## Annotated element listings:

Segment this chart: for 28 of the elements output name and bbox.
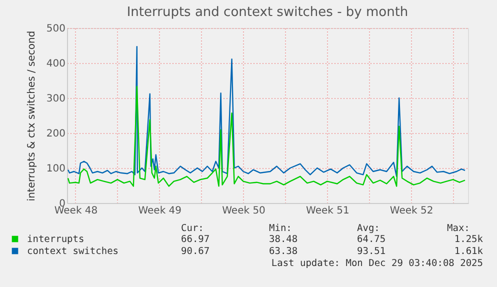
text: 63.38 <box>269 246 298 257</box>
x-tick-label: Week 49 <box>138 206 182 216</box>
chart-title: Interrupts and context switches - by month <box>126 5 408 20</box>
y-tick-label: 400 <box>46 58 66 70</box>
text: Cur: <box>181 223 204 234</box>
y-tick-label: 300 <box>46 94 66 104</box>
y-tick-label: 200 <box>46 128 66 140</box>
line-series <box>67 86 466 187</box>
text: Min: <box>269 223 292 234</box>
y-tick-label: 500 <box>46 24 66 34</box>
text: 64.75 <box>357 234 386 245</box>
text: Max: <box>447 223 470 234</box>
text: 1.25k <box>454 234 484 245</box>
y-tick-label: 100 <box>46 164 66 174</box>
text: 1.61k <box>454 246 484 257</box>
text: 93.51 <box>357 246 386 257</box>
x-tick-label: Week 51 <box>306 206 350 216</box>
y-axis-title: interrupts & ctx switches / second <box>26 30 38 202</box>
text: 38.48 <box>269 234 298 245</box>
text: Last update: Mon Dec 29 03:40:08 2025 <box>271 258 483 269</box>
text: Avg: <box>357 223 380 234</box>
legend-label: interrupts <box>27 234 84 245</box>
legend-label: context switches <box>27 246 119 257</box>
text: 90.67 <box>181 246 210 257</box>
line-series <box>67 46 466 177</box>
text: 66.97 <box>181 234 210 245</box>
x-tick-label: Week 50 <box>222 206 266 216</box>
x-tick-label: Week 52 <box>390 206 434 216</box>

## Problem requirements:
Please lay out the lines of the listing as a JSON list of strings, one string per line and blank lines omitted, starting with the line containing "text: 63.38 <box>269 246 298 257</box>" and going on through the line containing "text: 66.97 <box>181 234 210 245</box>".

## Answer to this exercise:
[
  "text: 63.38 <box>269 246 298 257</box>",
  "x-tick-label: Week 49 <box>138 206 182 216</box>",
  "chart-title: Interrupts and context switches - by month <box>126 5 408 20</box>",
  "y-tick-label: 400 <box>46 58 66 70</box>",
  "text: Cur: <box>181 223 204 234</box>",
  "y-tick-label: 300 <box>46 94 66 104</box>",
  "y-tick-label: 200 <box>46 128 66 140</box>",
  "line-series <box>67 86 466 187</box>",
  "text: Min: <box>269 223 292 234</box>",
  "y-tick-label: 500 <box>46 24 66 34</box>",
  "text: 64.75 <box>357 234 386 245</box>",
  "text: Max: <box>447 223 470 234</box>",
  "text: 1.25k <box>454 234 484 245</box>",
  "y-tick-label: 100 <box>46 164 66 174</box>",
  "text: 1.61k <box>454 246 484 257</box>",
  "text: 93.51 <box>357 246 386 257</box>",
  "x-tick-label: Week 51 <box>306 206 350 216</box>",
  "y-axis-title: interrupts & ctx switches / second <box>26 30 38 202</box>",
  "text: 38.48 <box>269 234 298 245</box>",
  "text: Last update: Mon Dec 29 03:40:08 2025 <box>271 258 483 269</box>",
  "text: Avg: <box>357 223 380 234</box>",
  "legend-label: interrupts <box>27 234 84 245</box>",
  "legend-label: context switches <box>27 246 119 257</box>",
  "text: 90.67 <box>181 246 210 257</box>",
  "line-series <box>67 46 466 177</box>",
  "text: 66.97 <box>181 234 210 245</box>"
]